:: Provided data ::

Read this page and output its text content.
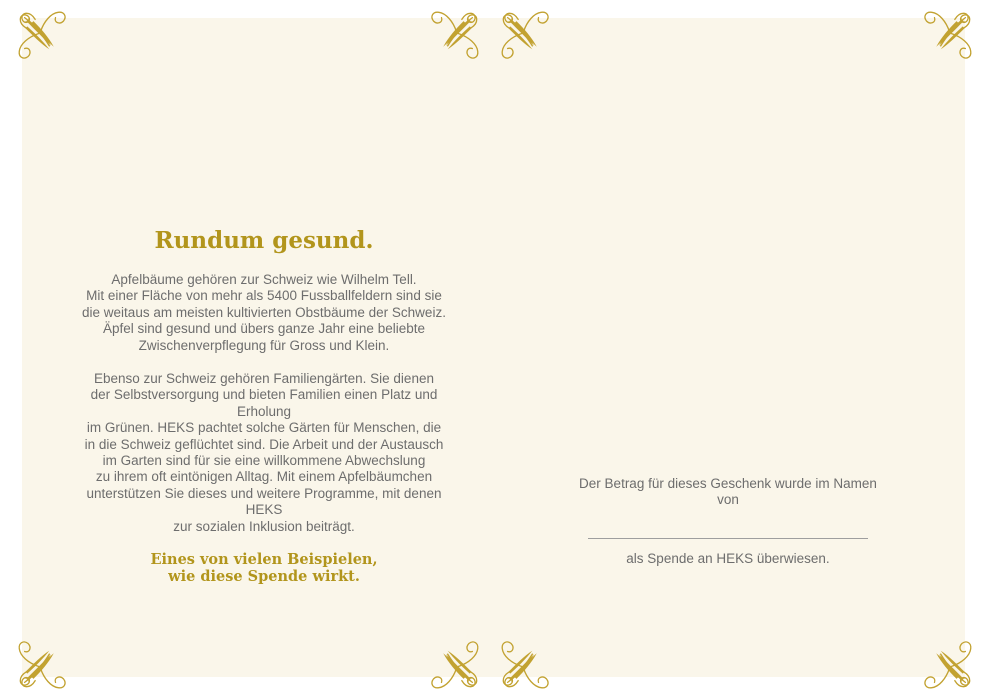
Rundum gesund.
Apfelbäume gehören zur Schweiz wie Wilhelm Tell.
Mit einer Fläche von mehr als 5400 Fussballfeldern sind sie
die weitaus am meisten kultivierten Obstbäume der Schweiz.
Äpfel sind gesund und übers ganze Jahr eine beliebte
Zwischenverpflegung für Gross und Klein.
Ebenso zur Schweiz gehören Familiengärten. Sie dienen
der Selbstversorgung und bieten Familien einen Platz und Erholung
im Grünen. HEKS pachtet solche Gärten für Menschen, die
in die Schweiz geflüchtet sind. Die Arbeit und der Austausch
im Garten sind für sie eine willkommene Abwechslung
zu ihrem oft eintönigen Alltag. Mit einem Apfelbäumchen
unterstützen Sie dieses und weitere Programme, mit denen HEKS
zur sozialen Inklusion beiträgt.
Eines von vielen Beispielen,
wie diese Spende wirkt.
Der Betrag für dieses Geschenk wurde im Namen von
als Spende an HEKS überwiesen.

:::

=== Task statement ===
Pictures stay out; reproduce every line of the records exactly.

=== Correct output ===
Read this page and output its text content.
Rundum gesund.
Apfelbäume gehören zur Schweiz wie Wilhelm Tell.
Mit einer Fläche von mehr als 5400 Fussballfeldern sind sie
die weitaus am meisten kultivierten Obstbäume der Schweiz.
Äpfel sind gesund und übers ganze Jahr eine beliebte
Zwischenverpflegung für Gross und Klein.
Ebenso zur Schweiz gehören Familiengärten. Sie dienen
der Selbstversorgung und bieten Familien einen Platz und Erholung
im Grünen. HEKS pachtet solche Gärten für Menschen, die
in die Schweiz geflüchtet sind. Die Arbeit und der Austausch
im Garten sind für sie eine willkommene Abwechslung
zu ihrem oft eintönigen Alltag. Mit einem Apfelbäumchen
unterstützen Sie dieses und weitere Programme, mit denen HEKS
zur sozialen Inklusion beiträgt.
Eines von vielen Beispielen,
wie diese Spende wirkt.
Der Betrag für dieses Geschenk wurde im Namen von
als Spende an HEKS überwiesen.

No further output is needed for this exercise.